### WRITTEN PROBLEM
Render the rows below as a numbered list, skipping any blank lines.

--------------------------------------------------

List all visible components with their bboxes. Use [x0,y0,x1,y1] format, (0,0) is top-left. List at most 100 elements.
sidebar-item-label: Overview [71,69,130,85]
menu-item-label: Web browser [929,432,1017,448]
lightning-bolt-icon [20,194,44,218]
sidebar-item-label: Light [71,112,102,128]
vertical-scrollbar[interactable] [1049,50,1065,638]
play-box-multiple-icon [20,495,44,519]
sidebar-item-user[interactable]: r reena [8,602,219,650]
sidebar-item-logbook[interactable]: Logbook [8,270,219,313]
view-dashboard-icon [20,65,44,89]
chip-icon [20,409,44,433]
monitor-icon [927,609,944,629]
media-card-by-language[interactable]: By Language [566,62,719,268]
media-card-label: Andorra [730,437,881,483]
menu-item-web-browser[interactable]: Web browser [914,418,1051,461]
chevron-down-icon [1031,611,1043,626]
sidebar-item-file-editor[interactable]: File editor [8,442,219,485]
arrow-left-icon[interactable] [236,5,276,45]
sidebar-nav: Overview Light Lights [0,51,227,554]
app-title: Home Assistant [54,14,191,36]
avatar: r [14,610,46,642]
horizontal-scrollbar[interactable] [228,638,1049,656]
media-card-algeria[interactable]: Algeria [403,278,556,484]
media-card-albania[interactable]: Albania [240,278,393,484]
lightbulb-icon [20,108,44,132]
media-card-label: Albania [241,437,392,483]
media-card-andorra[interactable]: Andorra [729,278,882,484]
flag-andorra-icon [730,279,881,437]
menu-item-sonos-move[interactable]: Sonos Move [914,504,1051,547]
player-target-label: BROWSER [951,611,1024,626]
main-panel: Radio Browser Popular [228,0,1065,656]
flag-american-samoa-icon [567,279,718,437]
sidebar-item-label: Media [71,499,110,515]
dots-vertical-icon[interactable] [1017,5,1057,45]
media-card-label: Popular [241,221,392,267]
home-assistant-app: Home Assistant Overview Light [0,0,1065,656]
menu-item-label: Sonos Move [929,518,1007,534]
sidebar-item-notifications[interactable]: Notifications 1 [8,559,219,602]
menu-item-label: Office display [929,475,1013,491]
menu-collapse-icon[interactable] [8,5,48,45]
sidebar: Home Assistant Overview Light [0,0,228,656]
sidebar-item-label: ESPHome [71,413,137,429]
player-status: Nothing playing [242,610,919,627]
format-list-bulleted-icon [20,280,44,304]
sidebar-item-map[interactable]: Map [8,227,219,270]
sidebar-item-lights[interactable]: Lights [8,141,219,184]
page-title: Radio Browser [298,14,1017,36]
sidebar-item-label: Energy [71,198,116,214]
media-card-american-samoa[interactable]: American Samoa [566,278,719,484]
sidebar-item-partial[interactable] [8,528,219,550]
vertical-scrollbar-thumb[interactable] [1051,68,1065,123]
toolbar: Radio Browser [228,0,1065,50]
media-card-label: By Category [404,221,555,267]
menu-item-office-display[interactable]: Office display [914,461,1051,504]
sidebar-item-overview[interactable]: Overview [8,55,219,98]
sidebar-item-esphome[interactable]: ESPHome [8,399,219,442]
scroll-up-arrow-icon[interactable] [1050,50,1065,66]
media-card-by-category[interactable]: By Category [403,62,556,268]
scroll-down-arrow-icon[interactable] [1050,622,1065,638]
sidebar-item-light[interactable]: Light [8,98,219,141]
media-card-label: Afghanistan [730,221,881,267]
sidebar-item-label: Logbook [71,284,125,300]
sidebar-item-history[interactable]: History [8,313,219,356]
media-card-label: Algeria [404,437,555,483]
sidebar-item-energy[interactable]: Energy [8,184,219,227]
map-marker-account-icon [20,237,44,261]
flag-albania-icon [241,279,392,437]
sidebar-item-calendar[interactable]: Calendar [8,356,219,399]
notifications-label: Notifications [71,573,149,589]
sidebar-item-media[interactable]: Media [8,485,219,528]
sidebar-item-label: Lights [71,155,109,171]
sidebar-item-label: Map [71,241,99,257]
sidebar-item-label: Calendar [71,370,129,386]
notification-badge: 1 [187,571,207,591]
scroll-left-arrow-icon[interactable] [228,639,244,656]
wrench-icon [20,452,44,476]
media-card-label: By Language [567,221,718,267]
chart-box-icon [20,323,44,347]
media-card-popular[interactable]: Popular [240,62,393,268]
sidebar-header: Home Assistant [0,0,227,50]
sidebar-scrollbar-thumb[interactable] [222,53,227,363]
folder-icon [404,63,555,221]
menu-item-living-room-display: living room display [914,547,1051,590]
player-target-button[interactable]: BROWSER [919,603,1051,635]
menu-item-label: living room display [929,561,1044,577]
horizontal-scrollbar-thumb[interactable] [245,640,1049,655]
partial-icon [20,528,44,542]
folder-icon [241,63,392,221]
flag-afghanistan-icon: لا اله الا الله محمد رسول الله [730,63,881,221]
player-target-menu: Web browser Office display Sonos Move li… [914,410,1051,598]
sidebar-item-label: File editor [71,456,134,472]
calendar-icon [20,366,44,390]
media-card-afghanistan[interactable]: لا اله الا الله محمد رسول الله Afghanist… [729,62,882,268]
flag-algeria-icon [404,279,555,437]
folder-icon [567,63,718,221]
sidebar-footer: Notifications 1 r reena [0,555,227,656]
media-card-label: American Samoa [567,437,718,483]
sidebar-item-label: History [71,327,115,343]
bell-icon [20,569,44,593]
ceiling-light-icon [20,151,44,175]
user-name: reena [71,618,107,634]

--------------------------------------------------

### FINISHED EXERCISE
1. List all visible components with their bboxes. Use [x0,y0,x1,y1] format, (0,0) is top-left. List at most 100 elements.
2. sidebar-item-label: Overview [71,69,130,85]
3. menu-item-label: Web browser [929,432,1017,448]
4. lightning-bolt-icon [20,194,44,218]
5. sidebar-item-label: Light [71,112,102,128]
6. vertical-scrollbar[interactable] [1049,50,1065,638]
7. play-box-multiple-icon [20,495,44,519]
8. sidebar-item-user[interactable]: r reena [8,602,219,650]
9. sidebar-item-logbook[interactable]: Logbook [8,270,219,313]
10. view-dashboard-icon [20,65,44,89]
11. chip-icon [20,409,44,433]
12. monitor-icon [927,609,944,629]
13. media-card-by-language[interactable]: By Language [566,62,719,268]
14. media-card-label: Andorra [730,437,881,483]
15. menu-item-web-browser[interactable]: Web browser [914,418,1051,461]
16. chevron-down-icon [1031,611,1043,626]
17. sidebar-item-file-editor[interactable]: File editor [8,442,219,485]
18. arrow-left-icon[interactable] [236,5,276,45]
19. sidebar-nav: Overview Light Lights [0,51,227,554]
20. app-title: Home Assistant [54,14,191,36]
21. avatar: r [14,610,46,642]
22. horizontal-scrollbar[interactable] [228,638,1049,656]
23. media-card-algeria[interactable]: Algeria [403,278,556,484]
24. media-card-albania[interactable]: Albania [240,278,393,484]
25. lightbulb-icon [20,108,44,132]
26. media-card-label: Albania [241,437,392,483]
27. media-card-andorra[interactable]: Andorra [729,278,882,484]
28. flag-andorra-icon [730,279,881,437]
29. menu-item-sonos-move[interactable]: Sonos Move [914,504,1051,547]
30. player-target-label: BROWSER [951,611,1024,626]
31. main-panel: Radio Browser Popular [228,0,1065,656]
32. flag-american-samoa-icon [567,279,718,437]
33. sidebar-item-label: Media [71,499,110,515]
34. dots-vertical-icon[interactable] [1017,5,1057,45]
35. media-card-label: Popular [241,221,392,267]
36. home-assistant-app: Home Assistant Overview Light [0,0,1065,656]
37. menu-item-label: Sonos Move [929,518,1007,534]
38. sidebar-item-notifications[interactable]: Notifications 1 [8,559,219,602]
39. menu-item-label: Office display [929,475,1013,491]
40. menu-collapse-icon[interactable] [8,5,48,45]
41. sidebar: Home Assistant Overview Light [0,0,228,656]
42. sidebar-item-label: ESPHome [71,413,137,429]
43. player-status: Nothing playing [242,610,919,627]
44. format-list-bulleted-icon [20,280,44,304]
45. sidebar-item-map[interactable]: Map [8,227,219,270]
46. sidebar-item-lights[interactable]: Lights [8,141,219,184]
47. page-title: Radio Browser [298,14,1017,36]
48. sidebar-item-label: Energy [71,198,116,214]
49. media-card-american-samoa[interactable]: American Samoa [566,278,719,484]
50. sidebar-item-partial[interactable] [8,528,219,550]
51. vertical-scrollbar-thumb[interactable] [1051,68,1065,123]
52. toolbar: Radio Browser [228,0,1065,50]
53. media-card-label: By Category [404,221,555,267]
54. menu-item-office-display[interactable]: Office display [914,461,1051,504]
55. sidebar-item-overview[interactable]: Overview [8,55,219,98]
56. sidebar-item-esphome[interactable]: ESPHome [8,399,219,442]
57. scroll-up-arrow-icon[interactable] [1050,50,1065,66]
58. media-card-by-category[interactable]: By Category [403,62,556,268]
59. scroll-down-arrow-icon[interactable] [1050,622,1065,638]
60. sidebar-item-light[interactable]: Light [8,98,219,141]
61. media-card-label: Afghanistan [730,221,881,267]
62. sidebar-item-label: Logbook [71,284,125,300]
63. sidebar-item-history[interactable]: History [8,313,219,356]
64. media-card-label: Algeria [404,437,555,483]
65. sidebar-item-energy[interactable]: Energy [8,184,219,227]
66. map-marker-account-icon [20,237,44,261]
67. flag-albania-icon [241,279,392,437]
68. sidebar-item-calendar[interactable]: Calendar [8,356,219,399]
69. notifications-label: Notifications [71,573,149,589]
70. sidebar-item-media[interactable]: Media [8,485,219,528]
71. sidebar-item-label: Lights [71,155,109,171]
72. sidebar-item-label: Map [71,241,99,257]
73. sidebar-item-label: Calendar [71,370,129,386]
74. notification-badge: 1 [187,571,207,591]
75. scroll-left-arrow-icon[interactable] [228,639,244,656]
76. wrench-icon [20,452,44,476]
77. media-card-label: By Language [567,221,718,267]
78. chart-box-icon [20,323,44,347]
79. media-card-popular[interactable]: Popular [240,62,393,268]
80. sidebar-header: Home Assistant [0,0,227,50]
81. sidebar-scrollbar-thumb[interactable] [222,53,227,363]
82. folder-icon [404,63,555,221]
83. menu-item-living-room-display: living room display [914,547,1051,590]
84. player-target-button[interactable]: BROWSER [919,603,1051,635]
85. menu-item-label: living room display [929,561,1044,577]
86. horizontal-scrollbar-thumb[interactable] [245,640,1049,655]
87. partial-icon [20,528,44,542]
88. folder-icon [241,63,392,221]
89. flag-afghanistan-icon: لا اله الا الله محمد رسول الله [730,63,881,221]
90. player-target-menu: Web browser Office display Sonos Move li… [914,410,1051,598]
91. sidebar-item-label: File editor [71,456,134,472]
92. calendar-icon [20,366,44,390]
93. media-card-afghanistan[interactable]: لا اله الا الله محمد رسول الله Afghanist… [729,62,882,268]
94. flag-algeria-icon [404,279,555,437]
95. folder-icon [567,63,718,221]
96. sidebar-footer: Notifications 1 r reena [0,555,227,656]
97. media-card-label: American Samoa [567,437,718,483]
98. sidebar-item-label: History [71,327,115,343]
99. bell-icon [20,569,44,593]
100. ceiling-light-icon [20,151,44,175]
101. user-name: reena [71,618,107,634]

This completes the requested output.